*Exercise materials*:
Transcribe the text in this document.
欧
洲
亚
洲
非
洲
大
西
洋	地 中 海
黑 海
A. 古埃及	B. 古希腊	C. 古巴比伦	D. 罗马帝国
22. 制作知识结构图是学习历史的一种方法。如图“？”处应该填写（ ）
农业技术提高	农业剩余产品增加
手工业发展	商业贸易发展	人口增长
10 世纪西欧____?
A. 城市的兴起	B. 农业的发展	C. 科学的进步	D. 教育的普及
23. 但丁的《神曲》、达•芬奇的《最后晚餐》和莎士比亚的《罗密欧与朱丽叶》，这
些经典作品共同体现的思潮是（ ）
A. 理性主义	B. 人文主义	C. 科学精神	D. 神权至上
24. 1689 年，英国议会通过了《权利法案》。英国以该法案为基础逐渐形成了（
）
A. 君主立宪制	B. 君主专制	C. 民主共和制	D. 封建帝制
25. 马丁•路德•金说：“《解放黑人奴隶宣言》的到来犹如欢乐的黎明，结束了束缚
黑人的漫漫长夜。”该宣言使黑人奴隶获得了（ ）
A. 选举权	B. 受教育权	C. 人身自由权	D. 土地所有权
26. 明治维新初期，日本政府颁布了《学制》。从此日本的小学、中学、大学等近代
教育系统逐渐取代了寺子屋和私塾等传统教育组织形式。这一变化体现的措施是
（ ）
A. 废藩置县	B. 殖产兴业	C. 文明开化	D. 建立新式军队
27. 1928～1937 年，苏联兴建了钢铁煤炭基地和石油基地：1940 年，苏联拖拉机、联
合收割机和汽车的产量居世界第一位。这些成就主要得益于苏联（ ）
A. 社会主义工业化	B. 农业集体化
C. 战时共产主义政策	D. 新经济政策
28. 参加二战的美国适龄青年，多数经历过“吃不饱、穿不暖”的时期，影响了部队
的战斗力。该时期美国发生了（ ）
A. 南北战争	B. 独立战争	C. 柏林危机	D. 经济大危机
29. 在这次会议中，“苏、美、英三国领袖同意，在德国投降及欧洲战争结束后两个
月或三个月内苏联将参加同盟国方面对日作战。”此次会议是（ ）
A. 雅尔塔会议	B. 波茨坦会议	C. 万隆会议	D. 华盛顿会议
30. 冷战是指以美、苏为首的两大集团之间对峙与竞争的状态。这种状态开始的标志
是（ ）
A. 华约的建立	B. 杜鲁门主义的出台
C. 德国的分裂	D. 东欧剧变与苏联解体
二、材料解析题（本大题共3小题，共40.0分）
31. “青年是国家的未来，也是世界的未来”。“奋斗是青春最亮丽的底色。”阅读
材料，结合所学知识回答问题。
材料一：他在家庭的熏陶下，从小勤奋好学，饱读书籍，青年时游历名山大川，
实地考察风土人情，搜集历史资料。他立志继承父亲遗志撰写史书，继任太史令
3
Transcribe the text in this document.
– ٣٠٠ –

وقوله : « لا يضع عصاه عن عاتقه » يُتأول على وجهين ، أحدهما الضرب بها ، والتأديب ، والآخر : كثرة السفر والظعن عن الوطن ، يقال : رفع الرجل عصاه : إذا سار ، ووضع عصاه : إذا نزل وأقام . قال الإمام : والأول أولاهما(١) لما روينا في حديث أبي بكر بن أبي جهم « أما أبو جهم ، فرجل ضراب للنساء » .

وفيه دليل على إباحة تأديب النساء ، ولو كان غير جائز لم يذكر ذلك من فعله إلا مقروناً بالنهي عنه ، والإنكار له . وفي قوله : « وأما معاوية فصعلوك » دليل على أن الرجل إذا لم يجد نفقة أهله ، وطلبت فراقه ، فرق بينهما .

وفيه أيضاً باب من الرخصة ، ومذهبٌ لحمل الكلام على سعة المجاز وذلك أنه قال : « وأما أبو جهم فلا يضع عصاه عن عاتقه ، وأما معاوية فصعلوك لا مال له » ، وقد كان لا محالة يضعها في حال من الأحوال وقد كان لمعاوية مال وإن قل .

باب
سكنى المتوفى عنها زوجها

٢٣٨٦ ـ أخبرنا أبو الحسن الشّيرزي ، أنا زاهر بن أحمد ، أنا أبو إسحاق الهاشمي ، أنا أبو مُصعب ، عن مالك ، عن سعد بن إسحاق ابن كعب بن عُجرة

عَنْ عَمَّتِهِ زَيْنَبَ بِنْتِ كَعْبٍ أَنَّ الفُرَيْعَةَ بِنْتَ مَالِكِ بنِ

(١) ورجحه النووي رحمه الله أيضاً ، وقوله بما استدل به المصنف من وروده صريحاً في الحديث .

*Your task*:
Each record must be repeated exactly as it is.

*Answer to this exercise*:
Transcribe the text in this document.
欧
洲
亚
洲
非
洲
大
西
洋	地 中 海
黑 海
A. 古埃及	B. 古希腊	C. 古巴比伦	D. 罗马帝国
22. 制作知识结构图是学习历史的一种方法。如图“？”处应该填写（ ）
农业技术提高	农业剩余产品增加
手工业发展	商业贸易发展	人口增长
10 世纪西欧____?
A. 城市的兴起	B. 农业的发展	C. 科学的进步	D. 教育的普及
23. 但丁的《神曲》、达•芬奇的《最后晚餐》和莎士比亚的《罗密欧与朱丽叶》，这
些经典作品共同体现的思潮是（ ）
A. 理性主义	B. 人文主义	C. 科学精神	D. 神权至上
24. 1689 年，英国议会通过了《权利法案》。英国以该法案为基础逐渐形成了（
）
A. 君主立宪制	B. 君主专制	C. 民主共和制	D. 封建帝制
25. 马丁•路德•金说：“《解放黑人奴隶宣言》的到来犹如欢乐的黎明，结束了束缚
黑人的漫漫长夜。”该宣言使黑人奴隶获得了（ ）
A. 选举权	B. 受教育权	C. 人身自由权	D. 土地所有权
26. 明治维新初期，日本政府颁布了《学制》。从此日本的小学、中学、大学等近代
教育系统逐渐取代了寺子屋和私塾等传统教育组织形式。这一变化体现的措施是
（ ）
A. 废藩置县	B. 殖产兴业	C. 文明开化	D. 建立新式军队
27. 1928～1937 年，苏联兴建了钢铁煤炭基地和石油基地：1940 年，苏联拖拉机、联
合收割机和汽车的产量居世界第一位。这些成就主要得益于苏联（ ）
A. 社会主义工业化	B. 农业集体化
C. 战时共产主义政策	D. 新经济政策
28. 参加二战的美国适龄青年，多数经历过“吃不饱、穿不暖”的时期，影响了部队
的战斗力。该时期美国发生了（ ）
A. 南北战争	B. 独立战争	C. 柏林危机	D. 经济大危机
29. 在这次会议中，“苏、美、英三国领袖同意，在德国投降及欧洲战争结束后两个
月或三个月内苏联将参加同盟国方面对日作战。”此次会议是（ ）
A. 雅尔塔会议	B. 波茨坦会议	C. 万隆会议	D. 华盛顿会议
30. 冷战是指以美、苏为首的两大集团之间对峙与竞争的状态。这种状态开始的标志
是（ ）
A. 华约的建立	B. 杜鲁门主义的出台
C. 德国的分裂	D. 东欧剧变与苏联解体
二、材料解析题（本大题共3小题，共40.0分）
31. “青年是国家的未来，也是世界的未来”。“奋斗是青春最亮丽的底色。”阅读
材料，结合所学知识回答问题。
材料一：他在家庭的熏陶下，从小勤奋好学，饱读书籍，青年时游历名山大川，
实地考察风土人情，搜集历史资料。他立志继承父亲遗志撰写史书，继任太史令
3
Transcribe the text in this document.
– ٣٠٠ –

وقوله : « لا يضع عصاه عن عاتقه » يُتأول على وجهين ، أحدهما الضرب بها ، والتأديب ، والآخر : كثرة السفر والظعن عن الوطن ، يقال : رفع الرجل عصاه : إذا سار ، ووضع عصاه : إذا نزل وأقام . قال الإمام : والأول أولاهما(١) لما روينا في حديث أبي بكر بن أبي جهم « أما أبو جهم ، فرجل ضراب للنساء » .

وفيه دليل على إباحة تأديب النساء ، ولو كان غير جائز لم يذكر ذلك من فعله إلا مقروناً بالنهي عنه ، والإنكار له . وفي قوله : « وأما معاوية فصعلوك » دليل على أن الرجل إذا لم يجد نفقة أهله ، وطلبت فراقه ، فرق بينهما .

وفيه أيضاً باب من الرخصة ، ومذهبٌ لحمل الكلام على سعة المجاز وذلك أنه قال : « وأما أبو جهم فلا يضع عصاه عن عاتقه ، وأما معاوية فصعلوك لا مال له » ، وقد كان لا محالة يضعها في حال من الأحوال وقد كان لمعاوية مال وإن قل .

باب
سكنى المتوفى عنها زوجها

٢٣٨٦ ـ أخبرنا أبو الحسن الشّيرزي ، أنا زاهر بن أحمد ، أنا أبو إسحاق الهاشمي ، أنا أبو مُصعب ، عن مالك ، عن سعد بن إسحاق ابن كعب بن عُجرة

عَنْ عَمَّتِهِ زَيْنَبَ بِنْتِ كَعْبٍ أَنَّ الفُرَيْعَةَ بِنْتَ مَالِكِ بنِ

(١) ورجحه النووي رحمه الله أيضاً ، وقوله بما استدل به المصنف من وروده صريحاً في الحديث .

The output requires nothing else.